Your reply should be a single number: how many lines contain the string "Member".

--- Begin RECORD EXCERPTS ---

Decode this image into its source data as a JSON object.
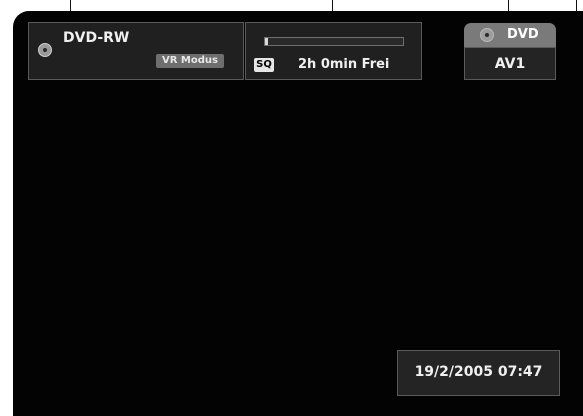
{
  "disc_status": {
    "disc_type": "DVD-RW",
    "mode_badge": "VR Modus"
  },
  "recording": {
    "quality": "SQ",
    "remaining": "2h 0min Frei",
    "usage_fraction": 0.02
  },
  "source": {
    "tab_label": "DVD",
    "input": "AV1"
  },
  "clock": {
    "datetime": "19/2/2005 07:47"
  }
}
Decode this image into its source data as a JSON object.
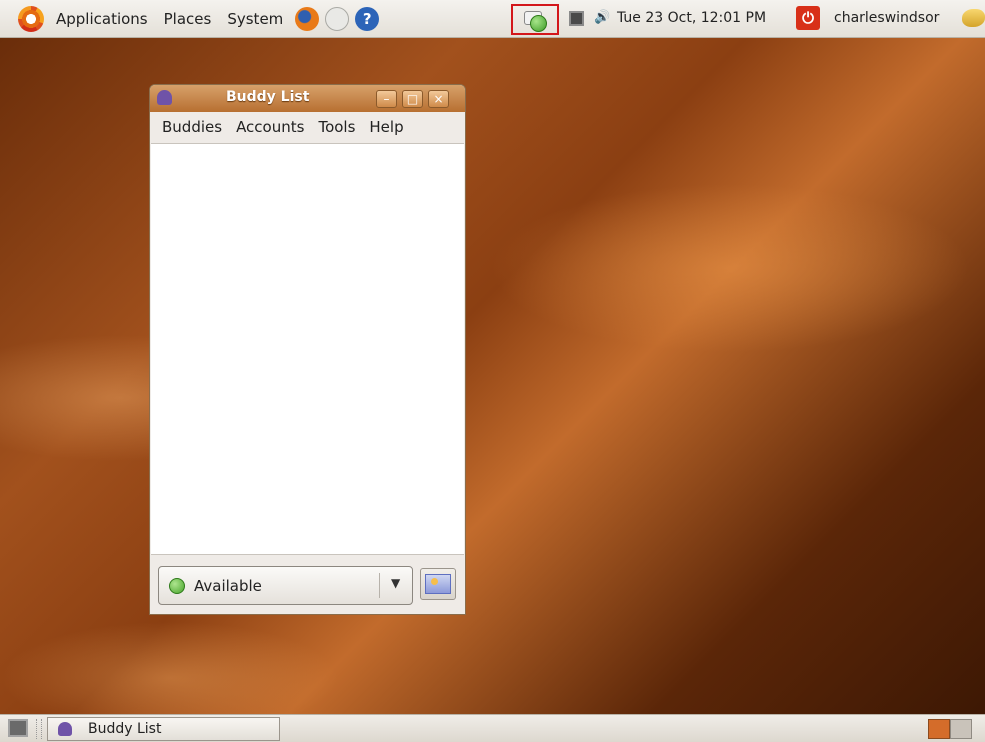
{
  "top_panel": {
    "menus": [
      "Applications",
      "Places",
      "System"
    ],
    "clock": "Tue 23 Oct, 12:01 PM",
    "username": "charleswindsor"
  },
  "buddy_window": {
    "title": "Buddy List",
    "menus": [
      "Buddies",
      "Accounts",
      "Tools",
      "Help"
    ],
    "status": "Available"
  },
  "bottom_panel": {
    "task_label": "Buddy List"
  },
  "colors": {
    "accent": "#b76f31",
    "status_available": "#47a42a"
  },
  "icons": [
    "ubuntu-logo-icon",
    "firefox-icon",
    "mail-icon",
    "help-icon",
    "pidgin-tray-icon",
    "network-icon",
    "volume-icon",
    "power-icon",
    "user-switcher-icon"
  ]
}
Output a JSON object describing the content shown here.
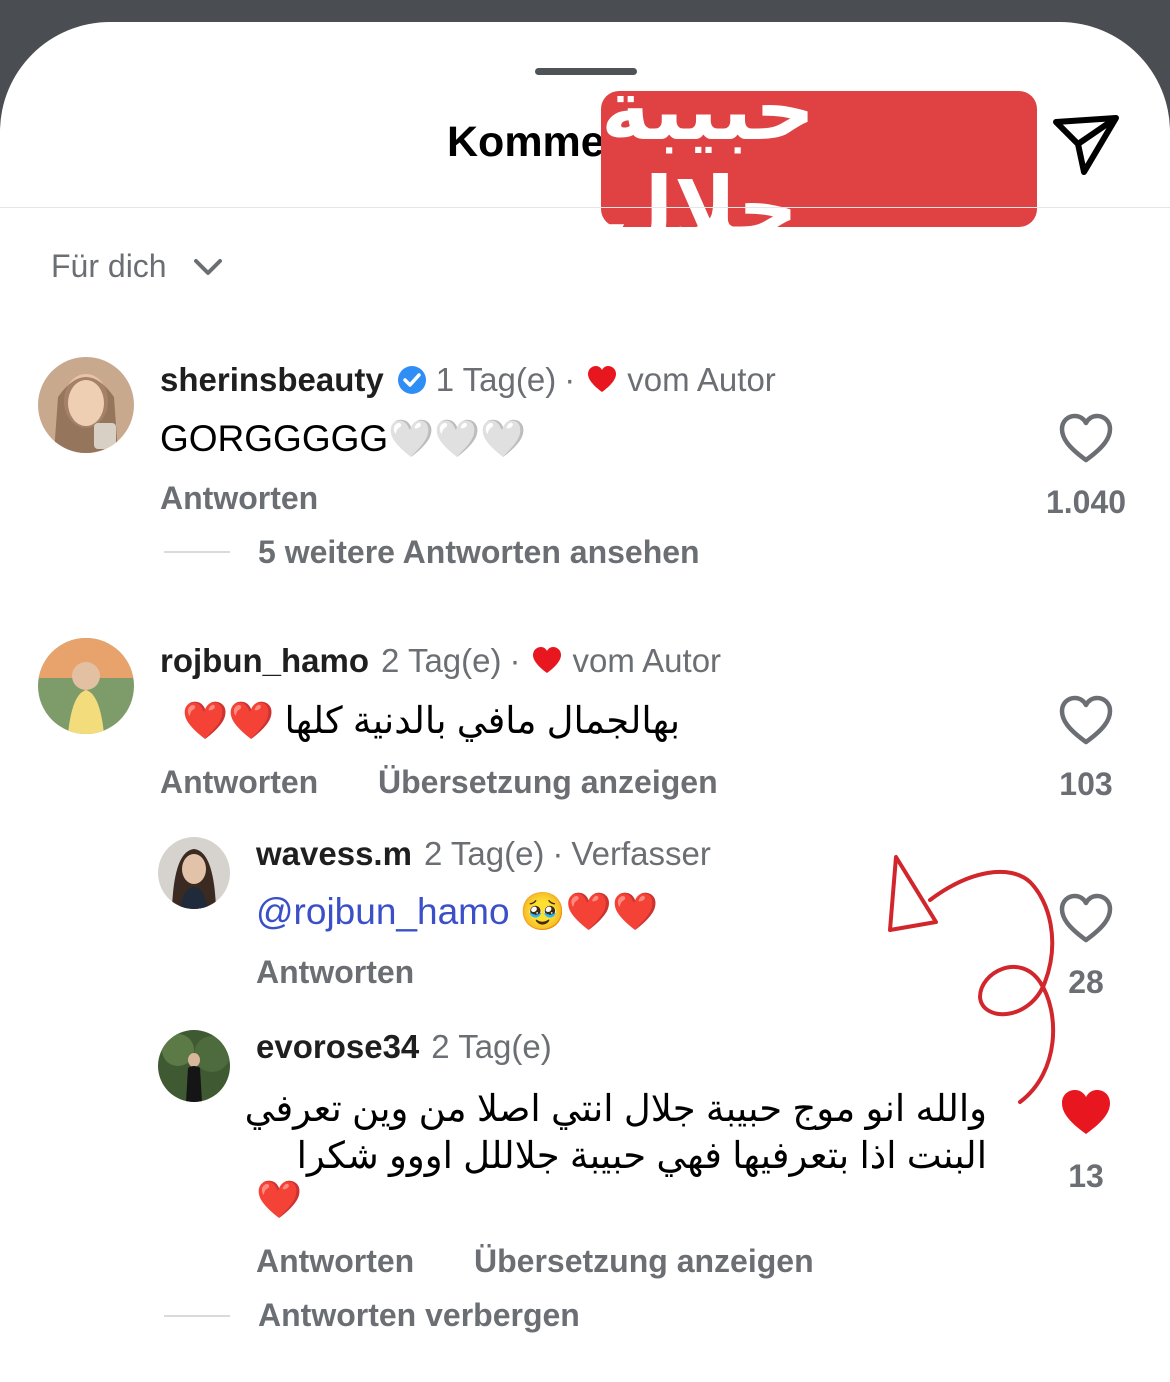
{
  "header": {
    "title": "Kommentare",
    "banner_text": "حبيبة جلال"
  },
  "sort": {
    "label": "Für dich"
  },
  "comments": [
    {
      "username": "sherinsbeauty",
      "verified": true,
      "time": "1 Tag(e)",
      "liked_label": "vom Autor",
      "text": "GORGGGGG",
      "text_emoji": "🤍🤍🤍",
      "reply": "Antworten",
      "view_replies": "5 weitere Antworten ansehen",
      "likes": "1.040"
    },
    {
      "username": "rojbun_hamo",
      "time": "2 Tag(e)",
      "liked_label": "vom Autor",
      "text": "بهالجمال مافي بالدنية كلها",
      "text_emoji": "❤️❤️",
      "reply": "Antworten",
      "translate": "Übersetzung anzeigen",
      "likes": "103"
    }
  ],
  "replies": [
    {
      "username": "wavess.m",
      "time": "2 Tag(e)",
      "badge": "Verfasser",
      "mention": "@rojbun_hamo",
      "text_emoji": "🥹❤️❤️",
      "reply": "Antworten",
      "likes": "28"
    },
    {
      "username": "evorose34",
      "time": "2 Tag(e)",
      "text_line1": "والله انو موج حبيبة جلال انتي اصلا من وين تعرفي",
      "text_line2": "البنت اذا بتعرفيها فهي حبيبة جلاللل اووو شكرا",
      "text_emoji": "❤️",
      "reply": "Antworten",
      "translate": "Übersetzung anzeigen",
      "hide_replies": "Antworten verbergen",
      "likes": "13",
      "liked": true
    }
  ],
  "colors": {
    "accent_red": "#e04142",
    "heart_red": "#e8171f",
    "mention_blue": "#3b4fc8",
    "muted_gray": "#6b6f74"
  }
}
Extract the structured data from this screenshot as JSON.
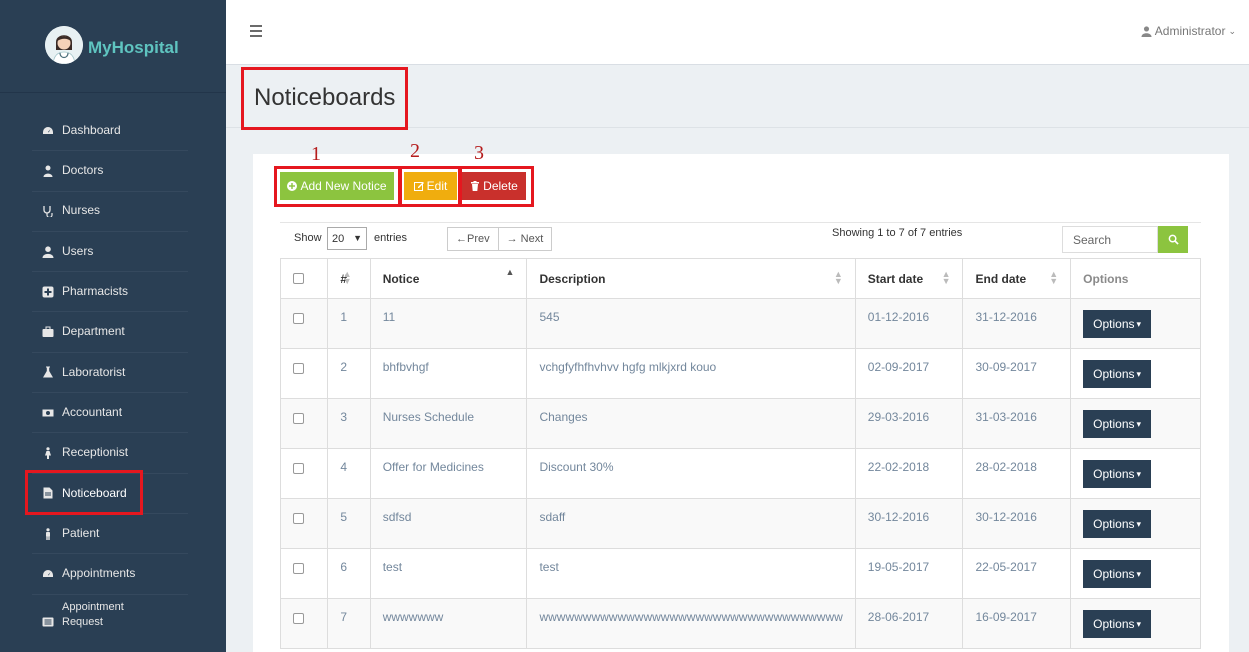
{
  "brand": {
    "name": "MyHospital"
  },
  "sidebar": {
    "items": [
      {
        "label": "Dashboard",
        "icon": "dashboard-icon"
      },
      {
        "label": "Doctors",
        "icon": "user-md-icon"
      },
      {
        "label": "Nurses",
        "icon": "stethoscope-icon"
      },
      {
        "label": "Users",
        "icon": "user-icon"
      },
      {
        "label": "Pharmacists",
        "icon": "plus-square-icon"
      },
      {
        "label": "Department",
        "icon": "briefcase-icon"
      },
      {
        "label": "Laboratorist",
        "icon": "flask-icon"
      },
      {
        "label": "Accountant",
        "icon": "money-icon"
      },
      {
        "label": "Receptionist",
        "icon": "female-icon"
      },
      {
        "label": "Noticeboard",
        "icon": "file-icon",
        "active": true
      },
      {
        "label": "Patient",
        "icon": "male-icon"
      },
      {
        "label": "Appointments",
        "icon": "dashboard-icon"
      },
      {
        "label": "Appointment Request",
        "icon": "list-alt-icon"
      }
    ]
  },
  "header": {
    "user": "Administrator"
  },
  "page": {
    "title": "Noticeboards"
  },
  "actions": {
    "add_label": "Add New Notice",
    "edit_label": "Edit",
    "delete_label": "Delete"
  },
  "annotations": [
    "1",
    "2",
    "3"
  ],
  "table_controls": {
    "show_label": "Show",
    "page_size": "20",
    "entries_label": "entries",
    "prev_label": "←Prev",
    "next_label": "→ Next",
    "info": "Showing 1 to 7 of 7 entries",
    "search_placeholder": "Search"
  },
  "table": {
    "columns": [
      "#",
      "Notice",
      "Description",
      "Start date",
      "End date",
      "Options"
    ],
    "rows": [
      {
        "num": "1",
        "notice": "11",
        "description": "545",
        "start": "01-12-2016",
        "end": "31-12-2016"
      },
      {
        "num": "2",
        "notice": "bhfbvhgf",
        "description": "vchgfyfhfhvhvv hgfg mlkjxrd kouo",
        "start": "02-09-2017",
        "end": "30-09-2017"
      },
      {
        "num": "3",
        "notice": "Nurses Schedule",
        "description": "Changes",
        "start": "29-03-2016",
        "end": "31-03-2016"
      },
      {
        "num": "4",
        "notice": "Offer for Medicines",
        "description": "Discount 30%",
        "start": "22-02-2018",
        "end": "28-02-2018"
      },
      {
        "num": "5",
        "notice": "sdfsd",
        "description": "sdaff",
        "start": "30-12-2016",
        "end": "30-12-2016"
      },
      {
        "num": "6",
        "notice": "test",
        "description": "test",
        "start": "19-05-2017",
        "end": "22-05-2017"
      },
      {
        "num": "7",
        "notice": "wwwwwww",
        "description": "wwwwwwwwwwwwwwwwwwwwwwwwwwwwwwwwwww",
        "start": "28-06-2017",
        "end": "16-09-2017"
      }
    ],
    "options_label": "Options"
  },
  "colors": {
    "sidebar": "#2a3f54",
    "add": "#8cc43f",
    "edit": "#f0ad0e",
    "delete": "#c9302c",
    "highlight": "#e5171f"
  }
}
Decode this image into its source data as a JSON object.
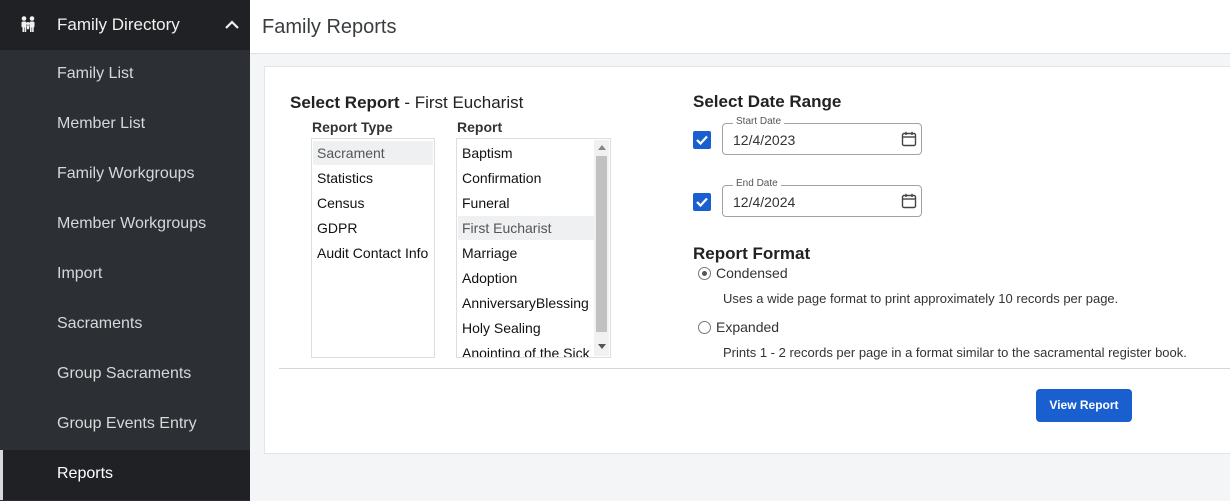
{
  "sidebar": {
    "header": {
      "title": "Family Directory",
      "icon": "family-icon"
    },
    "items": [
      {
        "label": "Family List"
      },
      {
        "label": "Member List"
      },
      {
        "label": "Family Workgroups"
      },
      {
        "label": "Member Workgroups"
      },
      {
        "label": "Import"
      },
      {
        "label": "Sacraments"
      },
      {
        "label": "Group Sacraments"
      },
      {
        "label": "Group Events Entry"
      },
      {
        "label": "Reports"
      }
    ],
    "active": "Reports"
  },
  "header": {
    "title": "Family Reports"
  },
  "select_report": {
    "title_bold": "Select Report",
    "title_rest": " - First Eucharist",
    "report_type_label": "Report Type",
    "report_label": "Report",
    "report_types": [
      "Sacrament",
      "Statistics",
      "Census",
      "GDPR",
      "Audit Contact Info"
    ],
    "selected_type": "Sacrament",
    "reports": [
      "Baptism",
      "Confirmation",
      "Funeral",
      "First Eucharist",
      "Marriage",
      "Adoption",
      "AnniversaryBlessing",
      "Holy Sealing",
      "Anointing of the Sick"
    ],
    "selected_report": "First Eucharist"
  },
  "date_range": {
    "title": "Select Date Range",
    "start": {
      "legend": "Start Date",
      "value": "12/4/2023",
      "checked": true
    },
    "end": {
      "legend": "End Date",
      "value": "12/4/2024",
      "checked": true
    }
  },
  "report_format": {
    "title": "Report Format",
    "options": [
      {
        "label": "Condensed",
        "description": "Uses a wide page format to print approximately 10 records per page.",
        "selected": true
      },
      {
        "label": "Expanded",
        "description": "Prints 1 - 2 records per page in a format similar to the sacramental register book.",
        "selected": false
      }
    ]
  },
  "actions": {
    "view_report": "View Report"
  },
  "colors": {
    "accent": "#1a5fd0",
    "sidebar_bg": "#2c2f33",
    "sidebar_header_bg": "#1f2124"
  }
}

--- End RECORD EXCERPTS ---

■ SOLUTION TO THIS PROBLEM ■
2